-- What this task involves --
Return each line of the listing that contains the string "accent".

-- Items listed in a dataset --
'''
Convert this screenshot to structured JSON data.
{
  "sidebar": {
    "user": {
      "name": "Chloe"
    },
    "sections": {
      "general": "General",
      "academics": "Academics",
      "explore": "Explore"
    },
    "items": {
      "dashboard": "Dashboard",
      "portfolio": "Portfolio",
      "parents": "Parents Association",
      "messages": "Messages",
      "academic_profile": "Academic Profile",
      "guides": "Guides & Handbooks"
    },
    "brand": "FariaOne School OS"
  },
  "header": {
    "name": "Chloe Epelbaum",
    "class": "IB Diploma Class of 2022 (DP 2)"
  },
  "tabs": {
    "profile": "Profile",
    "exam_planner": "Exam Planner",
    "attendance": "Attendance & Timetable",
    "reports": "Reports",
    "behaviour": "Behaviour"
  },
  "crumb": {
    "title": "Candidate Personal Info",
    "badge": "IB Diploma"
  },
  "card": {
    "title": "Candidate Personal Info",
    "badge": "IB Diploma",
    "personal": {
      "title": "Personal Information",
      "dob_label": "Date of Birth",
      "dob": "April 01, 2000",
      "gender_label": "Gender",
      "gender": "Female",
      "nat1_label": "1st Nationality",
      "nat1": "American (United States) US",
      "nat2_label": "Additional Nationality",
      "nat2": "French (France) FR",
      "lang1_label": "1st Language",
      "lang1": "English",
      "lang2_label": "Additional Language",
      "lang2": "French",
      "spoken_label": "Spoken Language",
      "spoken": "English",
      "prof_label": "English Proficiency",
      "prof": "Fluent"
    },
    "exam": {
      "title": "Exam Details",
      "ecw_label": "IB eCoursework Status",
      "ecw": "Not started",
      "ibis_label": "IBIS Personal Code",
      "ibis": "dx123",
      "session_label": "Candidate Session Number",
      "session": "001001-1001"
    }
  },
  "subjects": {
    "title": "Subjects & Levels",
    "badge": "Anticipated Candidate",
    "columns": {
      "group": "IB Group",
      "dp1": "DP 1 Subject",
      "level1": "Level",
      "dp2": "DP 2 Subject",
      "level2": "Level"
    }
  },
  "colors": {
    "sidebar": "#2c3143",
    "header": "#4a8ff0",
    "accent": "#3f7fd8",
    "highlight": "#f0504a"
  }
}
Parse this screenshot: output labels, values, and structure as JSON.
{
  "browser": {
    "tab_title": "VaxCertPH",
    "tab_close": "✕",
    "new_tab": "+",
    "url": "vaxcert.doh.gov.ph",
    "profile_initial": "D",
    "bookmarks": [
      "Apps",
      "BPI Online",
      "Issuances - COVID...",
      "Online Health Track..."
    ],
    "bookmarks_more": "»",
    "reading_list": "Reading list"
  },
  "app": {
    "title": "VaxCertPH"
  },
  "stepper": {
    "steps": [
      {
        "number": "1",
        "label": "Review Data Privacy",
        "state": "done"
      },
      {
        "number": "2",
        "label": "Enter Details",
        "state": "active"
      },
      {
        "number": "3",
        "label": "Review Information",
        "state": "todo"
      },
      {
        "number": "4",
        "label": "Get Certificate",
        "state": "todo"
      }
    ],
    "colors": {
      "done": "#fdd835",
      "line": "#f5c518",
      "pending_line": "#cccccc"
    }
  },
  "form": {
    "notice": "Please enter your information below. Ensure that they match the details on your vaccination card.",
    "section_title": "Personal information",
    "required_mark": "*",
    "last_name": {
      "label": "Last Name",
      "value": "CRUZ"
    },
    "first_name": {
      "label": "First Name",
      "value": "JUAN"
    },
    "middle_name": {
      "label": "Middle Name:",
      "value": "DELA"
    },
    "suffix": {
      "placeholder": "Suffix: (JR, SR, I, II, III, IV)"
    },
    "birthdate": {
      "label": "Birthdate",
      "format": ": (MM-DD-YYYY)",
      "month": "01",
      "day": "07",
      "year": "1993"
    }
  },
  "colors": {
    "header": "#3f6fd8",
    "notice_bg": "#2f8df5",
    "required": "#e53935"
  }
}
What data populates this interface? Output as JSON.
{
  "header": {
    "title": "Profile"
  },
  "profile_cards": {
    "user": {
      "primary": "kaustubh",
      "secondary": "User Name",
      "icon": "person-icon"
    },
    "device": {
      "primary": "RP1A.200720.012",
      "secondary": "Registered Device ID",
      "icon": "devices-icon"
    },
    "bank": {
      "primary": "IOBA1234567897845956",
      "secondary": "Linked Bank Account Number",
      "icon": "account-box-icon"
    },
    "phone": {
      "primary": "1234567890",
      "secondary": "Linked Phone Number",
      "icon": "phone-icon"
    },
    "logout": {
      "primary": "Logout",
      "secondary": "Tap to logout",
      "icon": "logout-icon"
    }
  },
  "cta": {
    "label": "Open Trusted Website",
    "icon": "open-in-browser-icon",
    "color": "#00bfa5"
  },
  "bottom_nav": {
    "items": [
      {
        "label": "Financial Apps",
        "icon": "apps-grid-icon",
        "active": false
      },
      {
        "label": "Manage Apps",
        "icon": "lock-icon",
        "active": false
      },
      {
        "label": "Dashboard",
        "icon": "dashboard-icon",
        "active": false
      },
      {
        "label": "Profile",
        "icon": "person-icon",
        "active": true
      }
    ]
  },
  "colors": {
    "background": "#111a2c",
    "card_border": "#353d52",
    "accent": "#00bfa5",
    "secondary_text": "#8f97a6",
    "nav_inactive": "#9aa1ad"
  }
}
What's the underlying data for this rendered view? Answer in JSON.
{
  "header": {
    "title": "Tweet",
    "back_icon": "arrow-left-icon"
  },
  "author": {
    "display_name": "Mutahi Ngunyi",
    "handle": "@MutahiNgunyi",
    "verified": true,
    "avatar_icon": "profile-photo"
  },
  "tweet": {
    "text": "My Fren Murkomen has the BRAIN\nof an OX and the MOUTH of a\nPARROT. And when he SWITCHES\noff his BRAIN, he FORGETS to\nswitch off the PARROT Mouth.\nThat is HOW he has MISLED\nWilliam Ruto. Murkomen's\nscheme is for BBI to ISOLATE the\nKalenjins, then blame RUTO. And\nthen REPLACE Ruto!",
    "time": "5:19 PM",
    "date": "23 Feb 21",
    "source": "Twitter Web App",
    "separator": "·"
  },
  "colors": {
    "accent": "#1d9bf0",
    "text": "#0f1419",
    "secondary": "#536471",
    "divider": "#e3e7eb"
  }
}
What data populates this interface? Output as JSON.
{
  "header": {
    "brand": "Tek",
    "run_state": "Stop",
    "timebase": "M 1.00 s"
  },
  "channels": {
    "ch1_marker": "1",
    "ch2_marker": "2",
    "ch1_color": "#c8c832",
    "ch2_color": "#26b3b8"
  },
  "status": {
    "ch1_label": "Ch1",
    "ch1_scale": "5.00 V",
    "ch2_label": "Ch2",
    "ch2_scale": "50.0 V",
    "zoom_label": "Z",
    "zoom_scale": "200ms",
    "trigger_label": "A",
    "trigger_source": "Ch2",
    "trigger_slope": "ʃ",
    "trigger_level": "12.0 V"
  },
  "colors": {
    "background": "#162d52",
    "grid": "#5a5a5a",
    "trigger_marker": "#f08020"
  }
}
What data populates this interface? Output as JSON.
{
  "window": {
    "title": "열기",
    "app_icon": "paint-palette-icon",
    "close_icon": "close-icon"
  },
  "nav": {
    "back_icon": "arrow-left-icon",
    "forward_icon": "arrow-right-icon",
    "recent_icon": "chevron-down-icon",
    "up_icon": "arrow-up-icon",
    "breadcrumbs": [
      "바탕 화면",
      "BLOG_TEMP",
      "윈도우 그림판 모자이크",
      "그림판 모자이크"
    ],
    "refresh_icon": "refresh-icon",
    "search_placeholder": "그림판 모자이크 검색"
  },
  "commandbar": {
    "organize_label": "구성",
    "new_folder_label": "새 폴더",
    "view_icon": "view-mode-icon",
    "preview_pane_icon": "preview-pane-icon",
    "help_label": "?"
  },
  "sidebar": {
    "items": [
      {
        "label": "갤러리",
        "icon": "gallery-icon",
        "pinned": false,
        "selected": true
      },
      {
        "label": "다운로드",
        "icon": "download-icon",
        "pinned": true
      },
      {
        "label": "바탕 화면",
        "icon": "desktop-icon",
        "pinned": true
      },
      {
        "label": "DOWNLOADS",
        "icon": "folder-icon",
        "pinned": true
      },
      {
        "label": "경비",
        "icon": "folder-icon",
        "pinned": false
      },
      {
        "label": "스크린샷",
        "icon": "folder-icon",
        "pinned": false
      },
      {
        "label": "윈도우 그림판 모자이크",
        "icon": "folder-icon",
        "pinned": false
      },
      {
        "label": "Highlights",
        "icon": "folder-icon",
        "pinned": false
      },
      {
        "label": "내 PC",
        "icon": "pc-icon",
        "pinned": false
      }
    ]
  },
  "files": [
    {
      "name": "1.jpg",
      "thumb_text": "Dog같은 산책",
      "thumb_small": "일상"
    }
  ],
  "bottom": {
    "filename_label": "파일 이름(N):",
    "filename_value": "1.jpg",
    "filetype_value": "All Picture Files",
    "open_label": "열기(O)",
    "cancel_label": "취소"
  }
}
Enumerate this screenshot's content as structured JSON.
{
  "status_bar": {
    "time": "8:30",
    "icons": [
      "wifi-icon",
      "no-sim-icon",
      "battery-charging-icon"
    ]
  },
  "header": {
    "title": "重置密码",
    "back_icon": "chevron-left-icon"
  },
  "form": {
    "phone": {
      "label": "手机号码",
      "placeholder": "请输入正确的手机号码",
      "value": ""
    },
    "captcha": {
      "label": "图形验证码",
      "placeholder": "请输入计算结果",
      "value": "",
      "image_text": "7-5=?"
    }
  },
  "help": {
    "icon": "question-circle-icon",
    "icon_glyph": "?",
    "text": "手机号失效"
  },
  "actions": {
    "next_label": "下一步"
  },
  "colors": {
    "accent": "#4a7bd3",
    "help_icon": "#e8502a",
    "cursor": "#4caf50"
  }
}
'''
-- Full answer --
    "accent": "#3f7fd8",
    "accent": "#00bfa5",
    "accent": "#1d9bf0",
    "accent": "#4a7bd3",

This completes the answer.